START DATA TO USE

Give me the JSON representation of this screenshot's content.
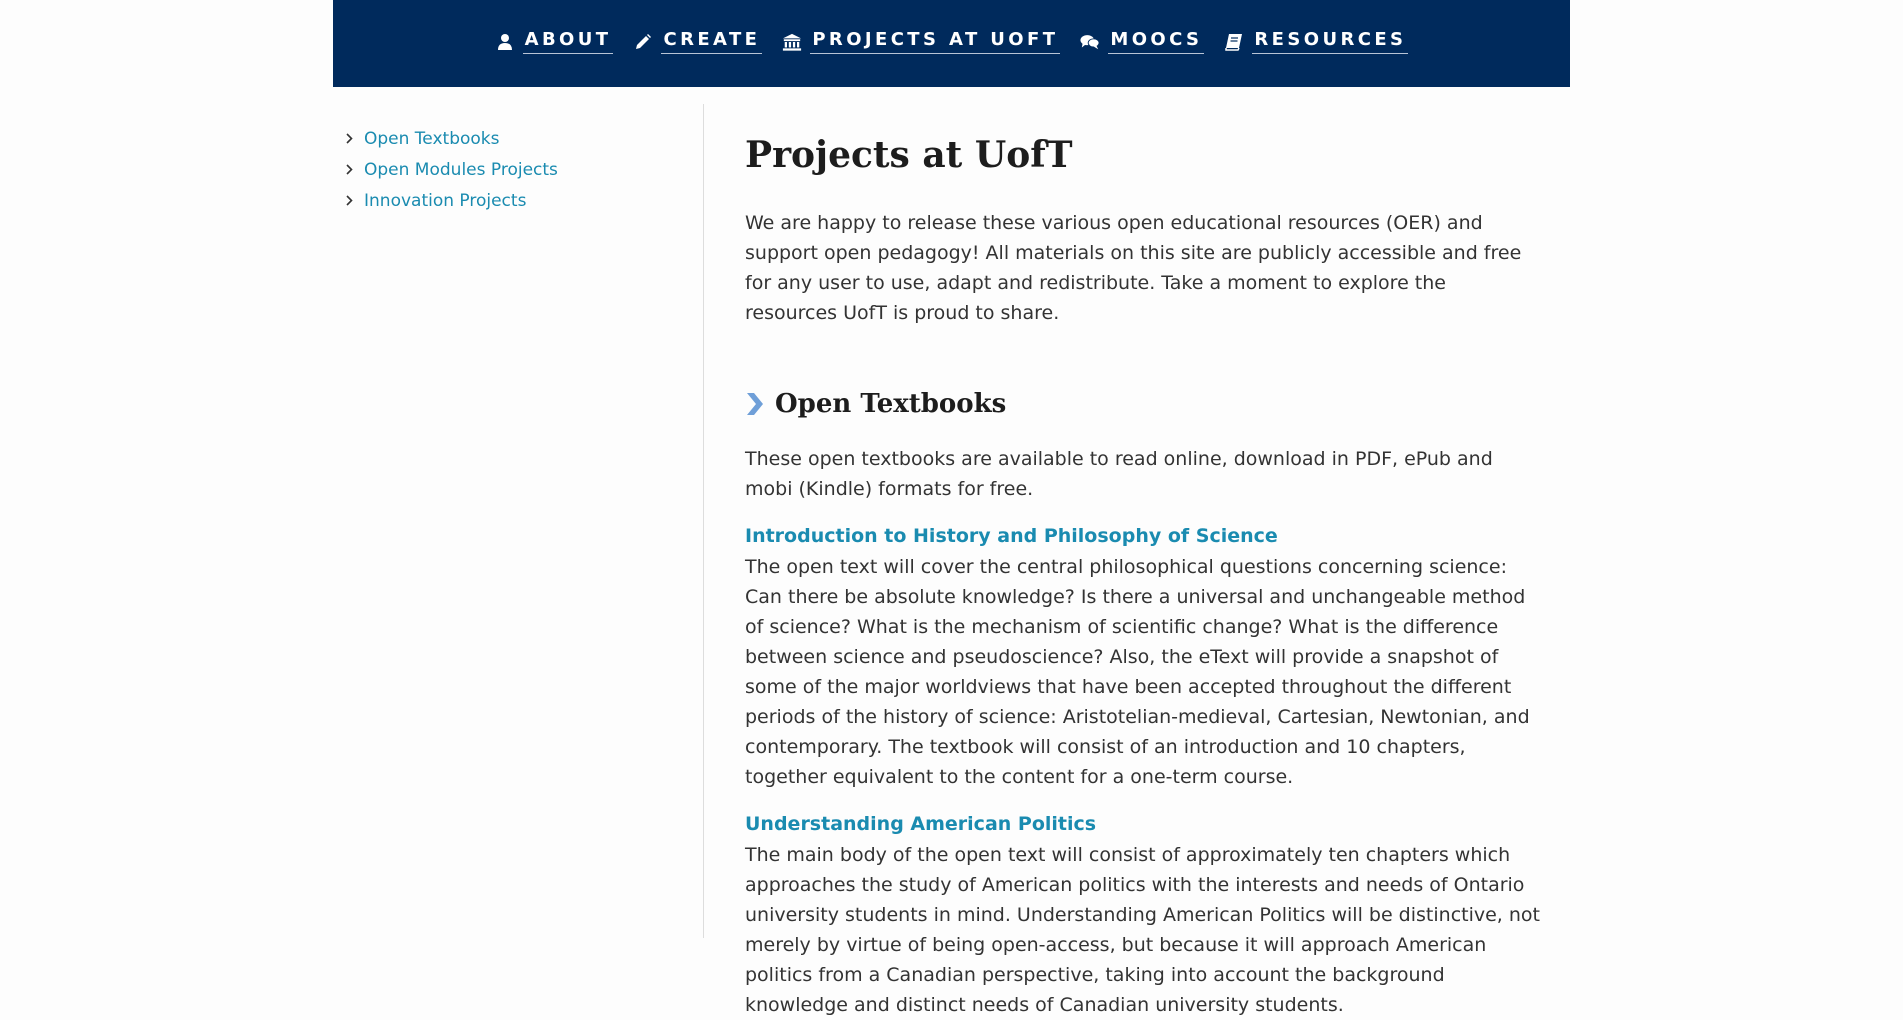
{
  "nav": {
    "items": [
      {
        "label": "ABOUT",
        "icon": "user-icon"
      },
      {
        "label": "CREATE",
        "icon": "pencil-icon"
      },
      {
        "label": "PROJECTS AT UOFT",
        "icon": "institution-icon"
      },
      {
        "label": "MOOCS",
        "icon": "comments-icon"
      },
      {
        "label": "RESOURCES",
        "icon": "book-icon"
      }
    ]
  },
  "sidebar": {
    "items": [
      {
        "label": "Open Textbooks"
      },
      {
        "label": "Open Modules Projects"
      },
      {
        "label": "Innovation Projects"
      }
    ]
  },
  "main": {
    "title": "Projects at UofT",
    "intro": "We are happy to release these various open educational resources (OER) and support open pedagogy! All materials on this site are publicly accessible and free for any user to use, adapt and redistribute. Take a moment to explore the resources UofT is proud to share.",
    "section": {
      "title": "Open Textbooks",
      "description": "These open textbooks are available to read online, download in PDF, ePub and mobi (Kindle) formats for free.",
      "projects": [
        {
          "title": "Introduction to History and Philosophy of Science",
          "body": "The open text will cover the central philosophical questions concerning science: Can there be absolute knowledge? Is there a universal and unchangeable method of science? What is the mechanism of scientific change? What is the difference between science and pseudoscience? Also, the eText will provide a snapshot of some of the major worldviews that have been accepted throughout the different periods of the history of science: Aristotelian-medieval, Cartesian, Newtonian, and contemporary. The textbook will consist of an introduction and 10 chapters, together equivalent to the content for a one-term course."
        },
        {
          "title": "Understanding American Politics",
          "body": "The main body of the open text will consist of approximately ten chapters which approaches the study of American politics with the interests and needs of Ontario university students in mind. Understanding American Politics will be distinctive, not merely by virtue of being open-access, but because it will approach American politics from a Canadian perspective, taking into account the background knowledge and distinct needs of Canadian university students."
        }
      ]
    }
  },
  "colors": {
    "header_bg": "#002a5c",
    "link": "#1a8bb0",
    "section_chevron": "#6f9fd8"
  }
}
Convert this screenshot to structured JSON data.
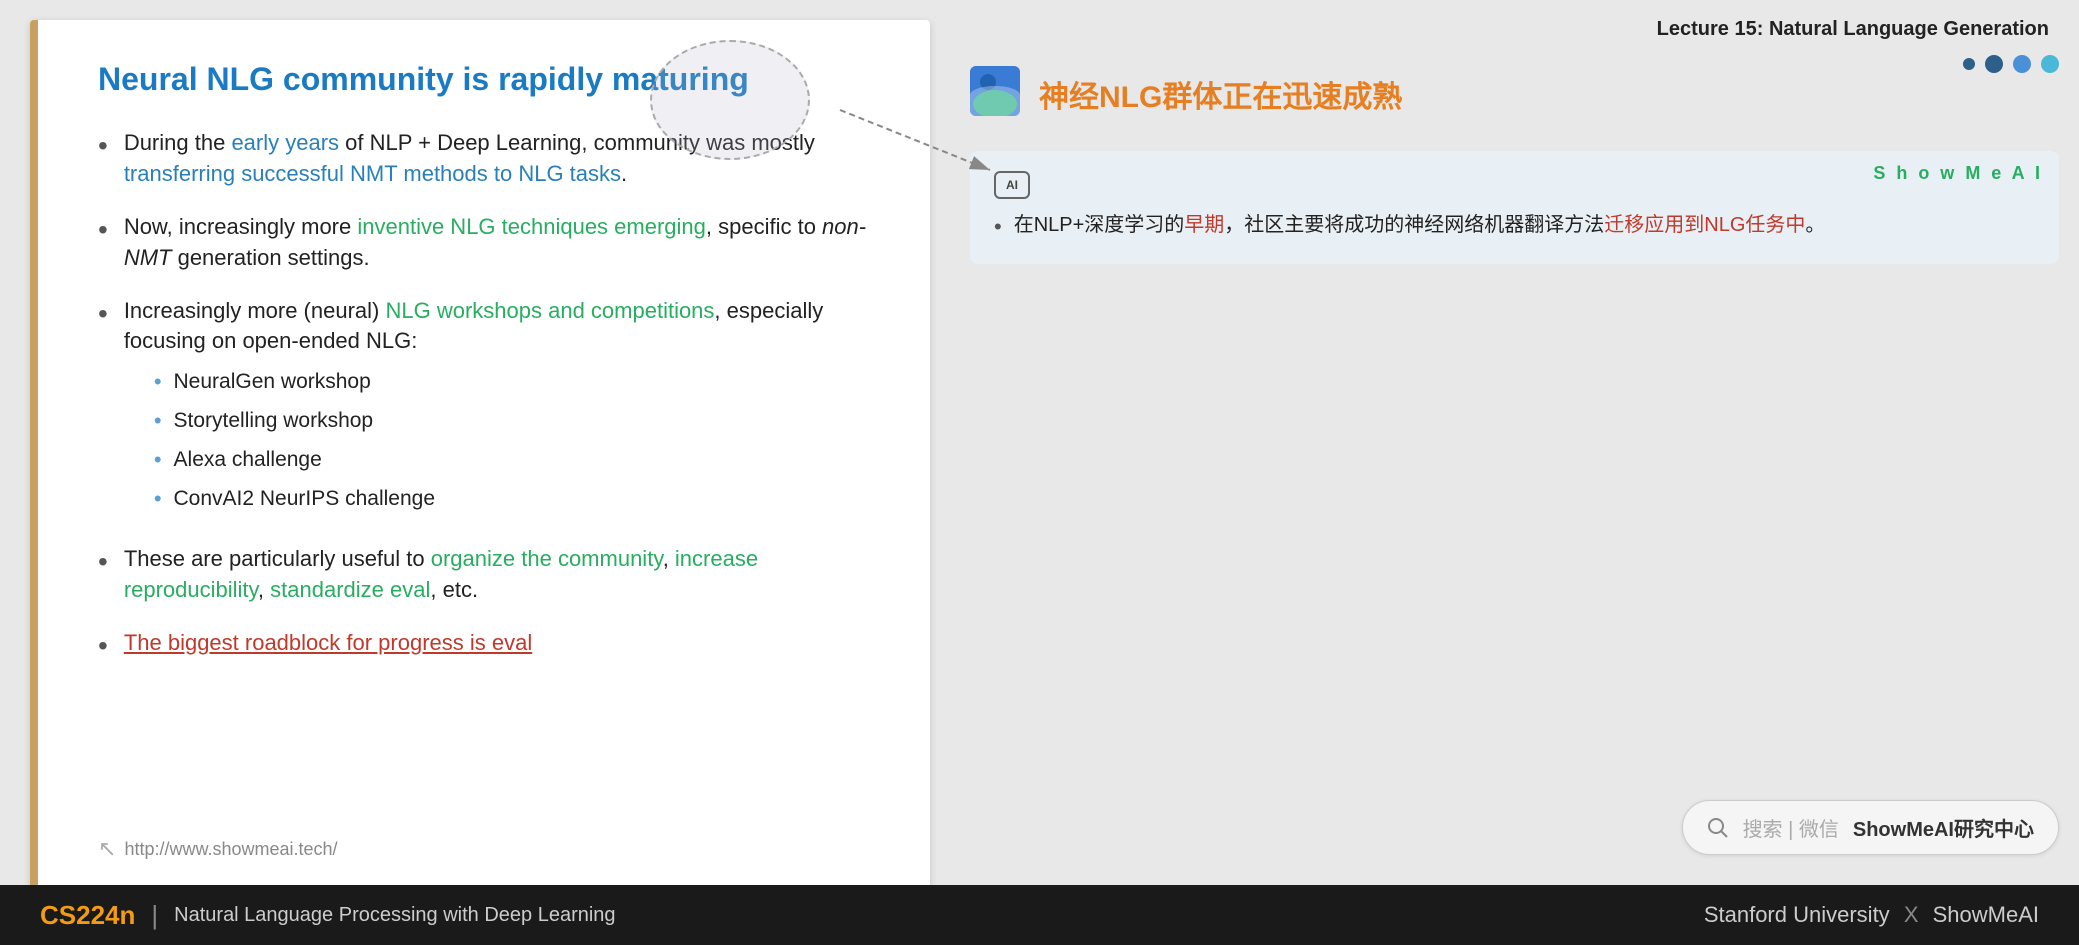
{
  "header": {
    "lecture_title": "Lecture 15: Natural Language Generation"
  },
  "slide": {
    "title": "Neural NLG community is rapidly maturing",
    "bullets": [
      {
        "text_parts": [
          {
            "text": "During the ",
            "style": "normal"
          },
          {
            "text": "early years",
            "style": "blue-link"
          },
          {
            "text": " of NLP + Deep Learning, community was mostly ",
            "style": "normal"
          },
          {
            "text": "transferring successful NMT methods to NLG tasks",
            "style": "blue-link"
          },
          {
            "text": ".",
            "style": "normal"
          }
        ]
      },
      {
        "text_parts": [
          {
            "text": "Now, increasingly more ",
            "style": "normal"
          },
          {
            "text": "inventive NLG techniques emerging",
            "style": "green"
          },
          {
            "text": ", specific to ",
            "style": "normal"
          },
          {
            "text": "non-NMT",
            "style": "italic"
          },
          {
            "text": " generation settings.",
            "style": "normal"
          }
        ]
      },
      {
        "text_parts": [
          {
            "text": "Increasingly more (neural) ",
            "style": "normal"
          },
          {
            "text": "NLG workshops and competitions",
            "style": "green"
          },
          {
            "text": ", especially focusing on open-ended NLG:",
            "style": "normal"
          }
        ],
        "sub_bullets": [
          "NeuralGen workshop",
          "Storytelling workshop",
          "Alexa challenge",
          "ConvAI2 NeurIPS challenge"
        ]
      },
      {
        "text_parts": [
          {
            "text": "These are particularly useful to ",
            "style": "normal"
          },
          {
            "text": "organize the community",
            "style": "green"
          },
          {
            "text": ", ",
            "style": "normal"
          },
          {
            "text": "increase reproducibility",
            "style": "green"
          },
          {
            "text": ", ",
            "style": "normal"
          },
          {
            "text": "standardize eval",
            "style": "green"
          },
          {
            "text": ", etc.",
            "style": "normal"
          }
        ]
      },
      {
        "text_parts": [
          {
            "text": "The biggest roadblock for progress is eval",
            "style": "red-underline"
          }
        ],
        "red_bullet": true
      }
    ],
    "url": "http://www.showmeai.tech/"
  },
  "right_panel": {
    "chinese_title": "神经NLG群体正在迅速成熟",
    "nav_dots": [
      "filled",
      "active",
      "outline"
    ],
    "showmeai_label": "ShowMeAI",
    "ai_icon_label": "AI",
    "translation": {
      "bullet": "在NLP+深度学习的早期，社区主要将成功的神经网络机器翻译方法迁移应用到NLG任务中。",
      "early_text": "早期",
      "transfer_text": "迁移应用到NLG任务中"
    },
    "search_bar": "搜索 | 微信 ShowMeAI研究中心"
  },
  "footer": {
    "course_code": "CS224n",
    "separator": "|",
    "course_desc": "Natural Language Processing with Deep Learning",
    "university": "Stanford University",
    "x": "X",
    "brand": "ShowMeAI"
  }
}
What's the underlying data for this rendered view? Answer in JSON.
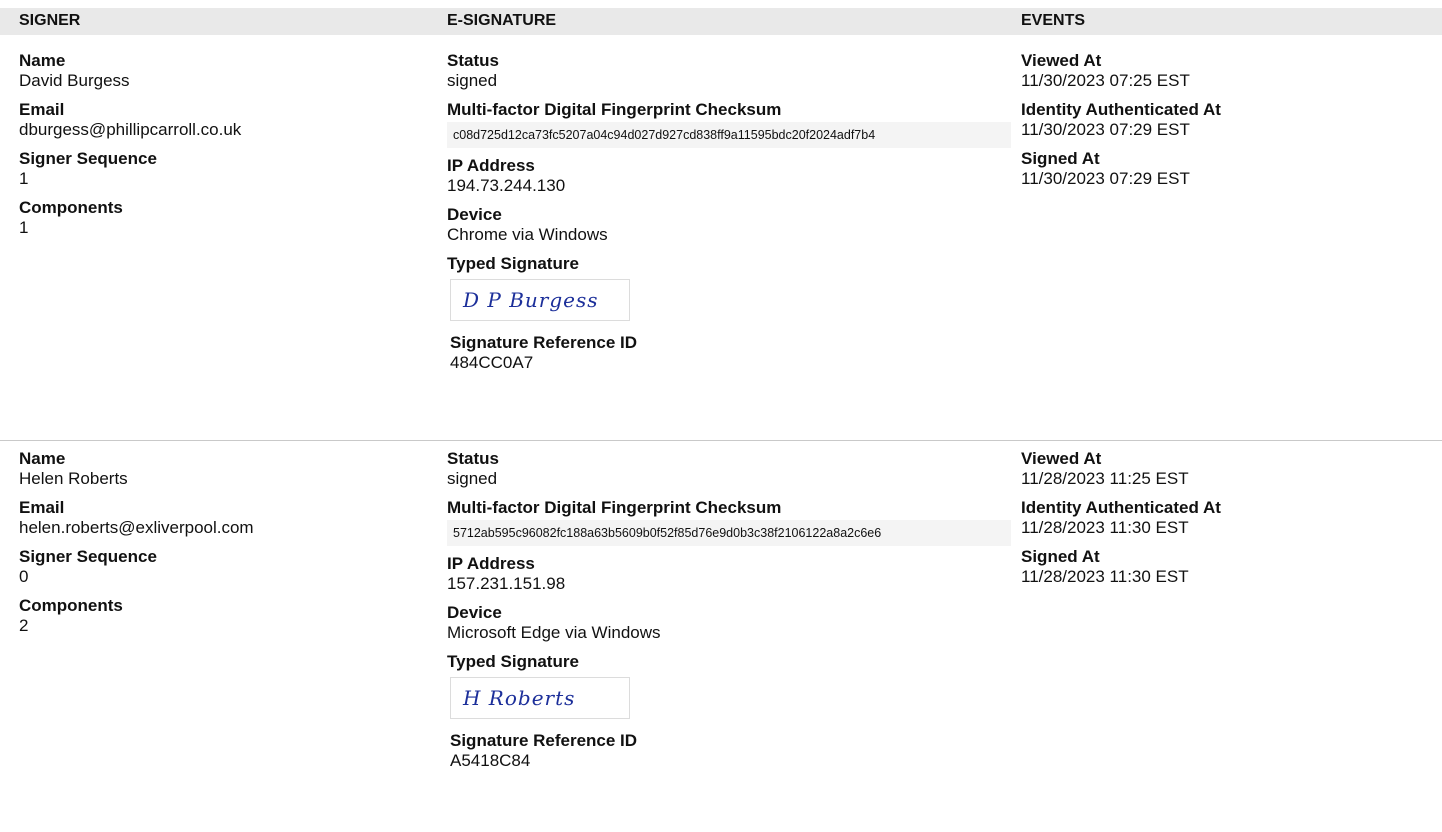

END DATA TO USE

* _EXERCISE DIRECTIONS_
Search the lines for the string "knowledge" and copy every line that has it.

* _CORRECT ANSWER_
          "body": "The open text will cover the central philosophical questions concerning science: Can there be absolute knowledge? Is there a universal and unchangeable method of science? What is the mechanism of scientific change? What is the difference between science and pseudoscience? Also, the eText will provide a snapshot of some of the major worldviews that have been accepted throughout the different periods of the history of science: Aristotelian-medieval, Cartesian, Newtonian, and contemporary. The textbook will consist of an introduction and 10 chapters, together equivalent to the content for a one-term course."
          "body": "The main body of the open text will consist of approximately ten chapters which approaches the study of American politics with the interests and needs of Ontario university students in mind. Understanding American Politics will be distinctive, not merely by virtue of being open-access, but because it will approach American politics from a Canadian perspective, taking into account the background knowledge and distinct needs of Canadian university students."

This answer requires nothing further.